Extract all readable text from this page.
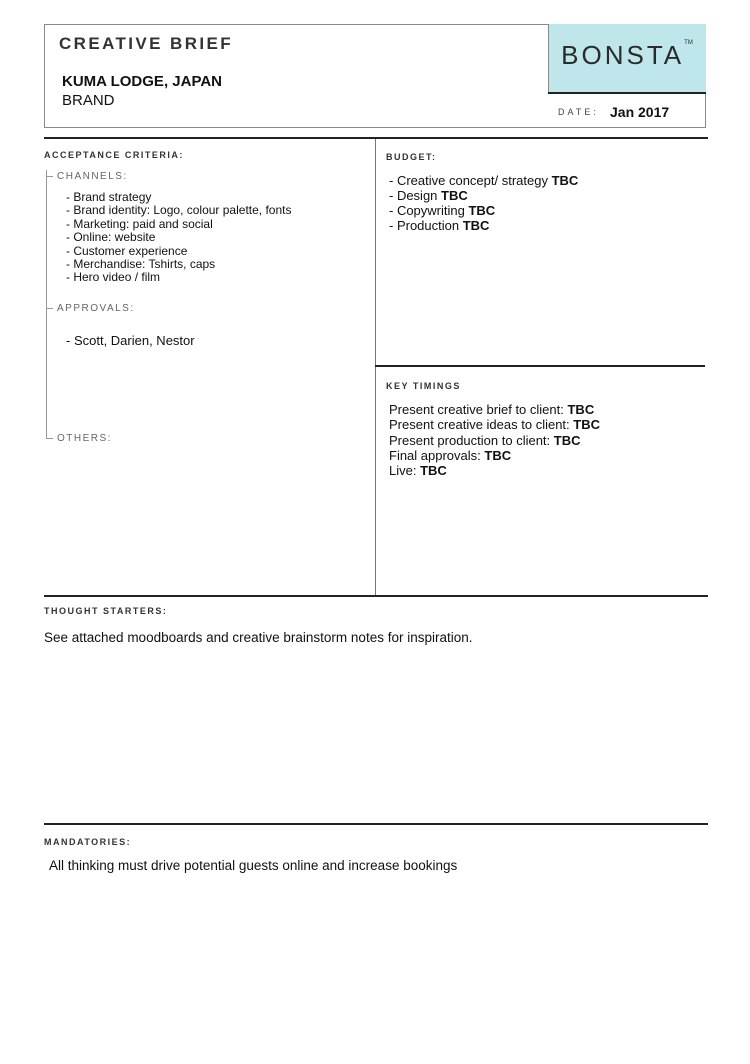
CREATIVE BRIEF
KUMA LODGE, JAPAN
BRAND
BONSTA™
DATE: Jan 2017
ACCEPTANCE CRITERIA:
CHANNELS:
- Brand strategy
- Brand identity: Logo, colour palette, fonts
- Marketing: paid and social
- Online: website
- Customer experience
- Merchandise: Tshirts, caps
- Hero video / film
APPROVALS:
- Scott, Darien, Nestor
OTHERS:
BUDGET:
- Creative concept/ strategy TBC
- Design TBC
- Copywriting TBC
- Production TBC
KEY TIMINGS
Present creative brief to client: TBC
Present creative ideas to client: TBC
Present production to client: TBC
Final approvals: TBC
Live: TBC
THOUGHT STARTERS:
See attached moodboards and creative brainstorm notes for inspiration.
MANDATORIES:
All thinking must drive potential guests online and increase bookings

——

— The request —
Using the listing above, show every line that includes the string "Present".

— Correct result —
Present creative brief to client: TBC
Present creative ideas to client: TBC
Present production to client: TBC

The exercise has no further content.